→ **AIM**: Copy every line of the listing exactly.

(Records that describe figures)
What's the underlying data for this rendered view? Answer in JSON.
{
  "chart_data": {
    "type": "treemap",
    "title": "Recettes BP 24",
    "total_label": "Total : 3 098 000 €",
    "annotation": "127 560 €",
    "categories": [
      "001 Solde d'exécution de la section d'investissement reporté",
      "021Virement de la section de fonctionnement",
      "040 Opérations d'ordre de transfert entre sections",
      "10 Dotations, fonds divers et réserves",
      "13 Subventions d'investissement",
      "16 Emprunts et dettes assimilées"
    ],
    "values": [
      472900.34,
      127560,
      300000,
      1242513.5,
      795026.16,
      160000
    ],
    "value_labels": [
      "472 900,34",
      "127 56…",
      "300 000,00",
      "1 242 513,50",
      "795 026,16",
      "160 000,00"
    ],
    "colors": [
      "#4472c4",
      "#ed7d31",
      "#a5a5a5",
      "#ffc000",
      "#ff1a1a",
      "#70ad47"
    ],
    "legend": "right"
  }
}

→ **TASK OUTPUT**:
What's the underlying data for this rendered view? Answer in JSON.
{
  "chart_data": {
    "type": "treemap",
    "title": "Recettes BP 24",
    "total_label": "Total : 3 098 000 €",
    "annotation": "127 560 €",
    "categories": [
      "001 Solde d'exécution de la section d'investissement reporté",
      "021Virement de la section de fonctionnement",
      "040 Opérations d'ordre de transfert entre sections",
      "10 Dotations, fonds divers et réserves",
      "13 Subventions d'investissement",
      "16 Emprunts et dettes assimilées"
    ],
    "values": [
      472900.34,
      127560,
      300000,
      1242513.5,
      795026.16,
      160000
    ],
    "value_labels": [
      "472 900,34",
      "127 56…",
      "300 000,00",
      "1 242 513,50",
      "795 026,16",
      "160 000,00"
    ],
    "colors": [
      "#4472c4",
      "#ed7d31",
      "#a5a5a5",
      "#ffc000",
      "#ff1a1a",
      "#70ad47"
    ],
    "legend": "right"
  }
}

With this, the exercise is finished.